===== Data lines

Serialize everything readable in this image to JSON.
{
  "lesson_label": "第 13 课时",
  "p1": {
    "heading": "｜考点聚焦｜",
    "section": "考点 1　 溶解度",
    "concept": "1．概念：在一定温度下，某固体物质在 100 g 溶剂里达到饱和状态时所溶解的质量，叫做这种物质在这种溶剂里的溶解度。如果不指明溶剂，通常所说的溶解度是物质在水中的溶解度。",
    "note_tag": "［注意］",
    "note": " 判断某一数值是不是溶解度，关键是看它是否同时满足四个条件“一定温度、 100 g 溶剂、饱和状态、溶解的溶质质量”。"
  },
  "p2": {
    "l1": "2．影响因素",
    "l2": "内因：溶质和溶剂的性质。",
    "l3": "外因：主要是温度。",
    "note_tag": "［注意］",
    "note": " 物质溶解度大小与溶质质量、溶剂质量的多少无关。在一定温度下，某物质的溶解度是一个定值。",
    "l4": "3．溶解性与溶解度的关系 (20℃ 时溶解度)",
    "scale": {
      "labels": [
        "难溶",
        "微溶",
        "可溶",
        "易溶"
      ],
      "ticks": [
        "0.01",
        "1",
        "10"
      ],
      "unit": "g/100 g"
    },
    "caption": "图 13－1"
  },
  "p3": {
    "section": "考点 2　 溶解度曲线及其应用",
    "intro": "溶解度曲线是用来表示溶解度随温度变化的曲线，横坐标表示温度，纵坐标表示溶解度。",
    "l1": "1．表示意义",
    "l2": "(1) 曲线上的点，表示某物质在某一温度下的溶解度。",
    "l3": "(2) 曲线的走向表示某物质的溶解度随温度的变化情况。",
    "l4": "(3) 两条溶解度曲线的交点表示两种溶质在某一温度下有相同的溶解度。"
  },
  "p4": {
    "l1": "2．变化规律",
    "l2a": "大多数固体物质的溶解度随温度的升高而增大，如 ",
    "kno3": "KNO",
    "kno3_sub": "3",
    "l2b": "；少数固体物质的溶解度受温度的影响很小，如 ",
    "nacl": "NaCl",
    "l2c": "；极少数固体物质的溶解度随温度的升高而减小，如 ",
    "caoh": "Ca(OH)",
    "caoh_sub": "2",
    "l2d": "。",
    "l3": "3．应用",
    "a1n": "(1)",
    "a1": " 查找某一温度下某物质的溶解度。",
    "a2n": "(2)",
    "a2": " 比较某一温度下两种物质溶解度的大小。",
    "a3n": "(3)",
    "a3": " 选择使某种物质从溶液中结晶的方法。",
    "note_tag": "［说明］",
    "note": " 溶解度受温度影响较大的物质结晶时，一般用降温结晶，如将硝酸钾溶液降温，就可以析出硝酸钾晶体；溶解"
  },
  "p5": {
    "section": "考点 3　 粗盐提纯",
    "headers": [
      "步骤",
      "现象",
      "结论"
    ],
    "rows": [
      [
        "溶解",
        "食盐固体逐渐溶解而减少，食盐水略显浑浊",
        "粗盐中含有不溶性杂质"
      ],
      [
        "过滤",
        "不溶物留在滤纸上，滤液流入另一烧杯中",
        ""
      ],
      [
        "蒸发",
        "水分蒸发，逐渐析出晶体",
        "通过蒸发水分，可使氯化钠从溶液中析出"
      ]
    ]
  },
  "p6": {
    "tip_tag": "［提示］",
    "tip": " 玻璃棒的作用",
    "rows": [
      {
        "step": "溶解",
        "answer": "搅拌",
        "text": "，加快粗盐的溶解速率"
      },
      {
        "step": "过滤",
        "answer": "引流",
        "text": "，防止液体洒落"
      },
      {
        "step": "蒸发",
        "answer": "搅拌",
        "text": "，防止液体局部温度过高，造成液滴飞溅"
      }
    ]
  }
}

==========

* _Task to carry out_
Copy every line of the material, please, keeping it exactly the same.

* _Solution to the exercise_
Serialize everything readable in this image to JSON.
{
  "lesson_label": "第 13 课时",
  "p1": {
    "heading": "｜考点聚焦｜",
    "section": "考点 1　 溶解度",
    "concept": "1．概念：在一定温度下，某固体物质在 100 g 溶剂里达到饱和状态时所溶解的质量，叫做这种物质在这种溶剂里的溶解度。如果不指明溶剂，通常所说的溶解度是物质在水中的溶解度。",
    "note_tag": "［注意］",
    "note": " 判断某一数值是不是溶解度，关键是看它是否同时满足四个条件“一定温度、 100 g 溶剂、饱和状态、溶解的溶质质量”。"
  },
  "p2": {
    "l1": "2．影响因素",
    "l2": "内因：溶质和溶剂的性质。",
    "l3": "外因：主要是温度。",
    "note_tag": "［注意］",
    "note": " 物质溶解度大小与溶质质量、溶剂质量的多少无关。在一定温度下，某物质的溶解度是一个定值。",
    "l4": "3．溶解性与溶解度的关系 (20℃ 时溶解度)",
    "scale": {
      "labels": [
        "难溶",
        "微溶",
        "可溶",
        "易溶"
      ],
      "ticks": [
        "0.01",
        "1",
        "10"
      ],
      "unit": "g/100 g"
    },
    "caption": "图 13－1"
  },
  "p3": {
    "section": "考点 2　 溶解度曲线及其应用",
    "intro": "溶解度曲线是用来表示溶解度随温度变化的曲线，横坐标表示温度，纵坐标表示溶解度。",
    "l1": "1．表示意义",
    "l2": "(1) 曲线上的点，表示某物质在某一温度下的溶解度。",
    "l3": "(2) 曲线的走向表示某物质的溶解度随温度的变化情况。",
    "l4": "(3) 两条溶解度曲线的交点表示两种溶质在某一温度下有相同的溶解度。"
  },
  "p4": {
    "l1": "2．变化规律",
    "l2a": "大多数固体物质的溶解度随温度的升高而增大，如 ",
    "kno3": "KNO",
    "kno3_sub": "3",
    "l2b": "；少数固体物质的溶解度受温度的影响很小，如 ",
    "nacl": "NaCl",
    "l2c": "；极少数固体物质的溶解度随温度的升高而减小，如 ",
    "caoh": "Ca(OH)",
    "caoh_sub": "2",
    "l2d": "。",
    "l3": "3．应用",
    "a1n": "(1)",
    "a1": " 查找某一温度下某物质的溶解度。",
    "a2n": "(2)",
    "a2": " 比较某一温度下两种物质溶解度的大小。",
    "a3n": "(3)",
    "a3": " 选择使某种物质从溶液中结晶的方法。",
    "note_tag": "［说明］",
    "note": " 溶解度受温度影响较大的物质结晶时，一般用降温结晶，如将硝酸钾溶液降温，就可以析出硝酸钾晶体；溶解"
  },
  "p5": {
    "section": "考点 3　 粗盐提纯",
    "headers": [
      "步骤",
      "现象",
      "结论"
    ],
    "rows": [
      [
        "溶解",
        "食盐固体逐渐溶解而减少，食盐水略显浑浊",
        "粗盐中含有不溶性杂质"
      ],
      [
        "过滤",
        "不溶物留在滤纸上，滤液流入另一烧杯中",
        ""
      ],
      [
        "蒸发",
        "水分蒸发，逐渐析出晶体",
        "通过蒸发水分，可使氯化钠从溶液中析出"
      ]
    ]
  },
  "p6": {
    "tip_tag": "［提示］",
    "tip": " 玻璃棒的作用",
    "rows": [
      {
        "step": "溶解",
        "answer": "搅拌",
        "text": "，加快粗盐的溶解速率"
      },
      {
        "step": "过滤",
        "answer": "引流",
        "text": "，防止液体洒落"
      },
      {
        "step": "蒸发",
        "answer": "搅拌",
        "text": "，防止液体局部温度过高，造成液滴飞溅"
      }
    ]
  }
}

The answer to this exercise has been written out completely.